- Given exercise
Write out all of the entries exactly, please.

------------------------

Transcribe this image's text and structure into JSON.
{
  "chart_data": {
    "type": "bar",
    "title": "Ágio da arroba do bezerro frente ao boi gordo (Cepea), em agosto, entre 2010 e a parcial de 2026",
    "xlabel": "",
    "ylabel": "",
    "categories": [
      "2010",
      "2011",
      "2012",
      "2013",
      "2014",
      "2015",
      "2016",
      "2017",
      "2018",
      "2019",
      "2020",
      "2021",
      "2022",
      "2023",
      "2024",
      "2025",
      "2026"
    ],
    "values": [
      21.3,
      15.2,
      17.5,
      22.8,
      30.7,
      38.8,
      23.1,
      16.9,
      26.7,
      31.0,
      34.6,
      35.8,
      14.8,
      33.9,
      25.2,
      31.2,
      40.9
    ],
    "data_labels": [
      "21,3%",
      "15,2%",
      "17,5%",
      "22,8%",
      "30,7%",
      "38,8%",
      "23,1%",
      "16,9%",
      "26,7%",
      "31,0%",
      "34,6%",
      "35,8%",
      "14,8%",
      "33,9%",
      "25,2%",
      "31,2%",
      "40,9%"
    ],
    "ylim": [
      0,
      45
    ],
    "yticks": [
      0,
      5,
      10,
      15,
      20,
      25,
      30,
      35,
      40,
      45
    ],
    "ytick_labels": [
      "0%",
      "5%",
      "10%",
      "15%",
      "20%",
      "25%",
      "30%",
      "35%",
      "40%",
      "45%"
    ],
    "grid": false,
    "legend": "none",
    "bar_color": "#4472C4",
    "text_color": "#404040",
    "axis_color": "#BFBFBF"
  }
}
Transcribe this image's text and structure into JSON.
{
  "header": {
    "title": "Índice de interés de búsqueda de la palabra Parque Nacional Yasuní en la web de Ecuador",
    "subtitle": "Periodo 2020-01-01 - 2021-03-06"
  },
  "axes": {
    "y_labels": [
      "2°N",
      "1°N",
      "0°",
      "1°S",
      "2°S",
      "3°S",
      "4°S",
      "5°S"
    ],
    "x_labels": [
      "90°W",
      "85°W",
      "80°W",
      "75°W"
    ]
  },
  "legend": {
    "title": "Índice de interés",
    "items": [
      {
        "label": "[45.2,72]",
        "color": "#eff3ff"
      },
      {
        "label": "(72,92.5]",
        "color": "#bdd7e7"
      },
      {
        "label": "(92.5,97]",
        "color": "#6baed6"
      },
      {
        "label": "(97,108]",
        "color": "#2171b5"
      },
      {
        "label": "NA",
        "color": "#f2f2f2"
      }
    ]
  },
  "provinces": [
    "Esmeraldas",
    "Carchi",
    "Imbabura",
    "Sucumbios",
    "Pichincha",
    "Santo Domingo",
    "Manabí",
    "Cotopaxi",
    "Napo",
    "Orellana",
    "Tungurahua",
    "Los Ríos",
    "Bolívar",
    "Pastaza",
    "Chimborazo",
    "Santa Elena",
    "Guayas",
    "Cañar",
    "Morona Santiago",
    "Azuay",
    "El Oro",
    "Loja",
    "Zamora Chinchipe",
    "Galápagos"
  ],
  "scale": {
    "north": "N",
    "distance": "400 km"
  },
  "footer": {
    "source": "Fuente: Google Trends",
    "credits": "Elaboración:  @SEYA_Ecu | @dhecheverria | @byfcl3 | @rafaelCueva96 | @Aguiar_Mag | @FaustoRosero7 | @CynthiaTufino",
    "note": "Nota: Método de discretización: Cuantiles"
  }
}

------------------------

- Result for this exercise
Transcribe this image's text and structure into JSON.
{
  "chart_data": {
    "type": "bar",
    "title": "Ágio da arroba do bezerro frente ao boi gordo (Cepea), em agosto, entre 2010 e a parcial de 2026",
    "xlabel": "",
    "ylabel": "",
    "categories": [
      "2010",
      "2011",
      "2012",
      "2013",
      "2014",
      "2015",
      "2016",
      "2017",
      "2018",
      "2019",
      "2020",
      "2021",
      "2022",
      "2023",
      "2024",
      "2025",
      "2026"
    ],
    "values": [
      21.3,
      15.2,
      17.5,
      22.8,
      30.7,
      38.8,
      23.1,
      16.9,
      26.7,
      31.0,
      34.6,
      35.8,
      14.8,
      33.9,
      25.2,
      31.2,
      40.9
    ],
    "data_labels": [
      "21,3%",
      "15,2%",
      "17,5%",
      "22,8%",
      "30,7%",
      "38,8%",
      "23,1%",
      "16,9%",
      "26,7%",
      "31,0%",
      "34,6%",
      "35,8%",
      "14,8%",
      "33,9%",
      "25,2%",
      "31,2%",
      "40,9%"
    ],
    "ylim": [
      0,
      45
    ],
    "yticks": [
      0,
      5,
      10,
      15,
      20,
      25,
      30,
      35,
      40,
      45
    ],
    "ytick_labels": [
      "0%",
      "5%",
      "10%",
      "15%",
      "20%",
      "25%",
      "30%",
      "35%",
      "40%",
      "45%"
    ],
    "grid": false,
    "legend": "none",
    "bar_color": "#4472C4",
    "text_color": "#404040",
    "axis_color": "#BFBFBF"
  }
}
Transcribe this image's text and structure into JSON.
{
  "header": {
    "title": "Índice de interés de búsqueda de la palabra Parque Nacional Yasuní en la web de Ecuador",
    "subtitle": "Periodo 2020-01-01 - 2021-03-06"
  },
  "axes": {
    "y_labels": [
      "2°N",
      "1°N",
      "0°",
      "1°S",
      "2°S",
      "3°S",
      "4°S",
      "5°S"
    ],
    "x_labels": [
      "90°W",
      "85°W",
      "80°W",
      "75°W"
    ]
  },
  "legend": {
    "title": "Índice de interés",
    "items": [
      {
        "label": "[45.2,72]",
        "color": "#eff3ff"
      },
      {
        "label": "(72,92.5]",
        "color": "#bdd7e7"
      },
      {
        "label": "(92.5,97]",
        "color": "#6baed6"
      },
      {
        "label": "(97,108]",
        "color": "#2171b5"
      },
      {
        "label": "NA",
        "color": "#f2f2f2"
      }
    ]
  },
  "provinces": [
    "Esmeraldas",
    "Carchi",
    "Imbabura",
    "Sucumbios",
    "Pichincha",
    "Santo Domingo",
    "Manabí",
    "Cotopaxi",
    "Napo",
    "Orellana",
    "Tungurahua",
    "Los Ríos",
    "Bolívar",
    "Pastaza",
    "Chimborazo",
    "Santa Elena",
    "Guayas",
    "Cañar",
    "Morona Santiago",
    "Azuay",
    "El Oro",
    "Loja",
    "Zamora Chinchipe",
    "Galápagos"
  ],
  "scale": {
    "north": "N",
    "distance": "400 km"
  },
  "footer": {
    "source": "Fuente: Google Trends",
    "credits": "Elaboración:  @SEYA_Ecu | @dhecheverria | @byfcl3 | @rafaelCueva96 | @Aguiar_Mag | @FaustoRosero7 | @CynthiaTufino",
    "note": "Nota: Método de discretización: Cuantiles"
  }
}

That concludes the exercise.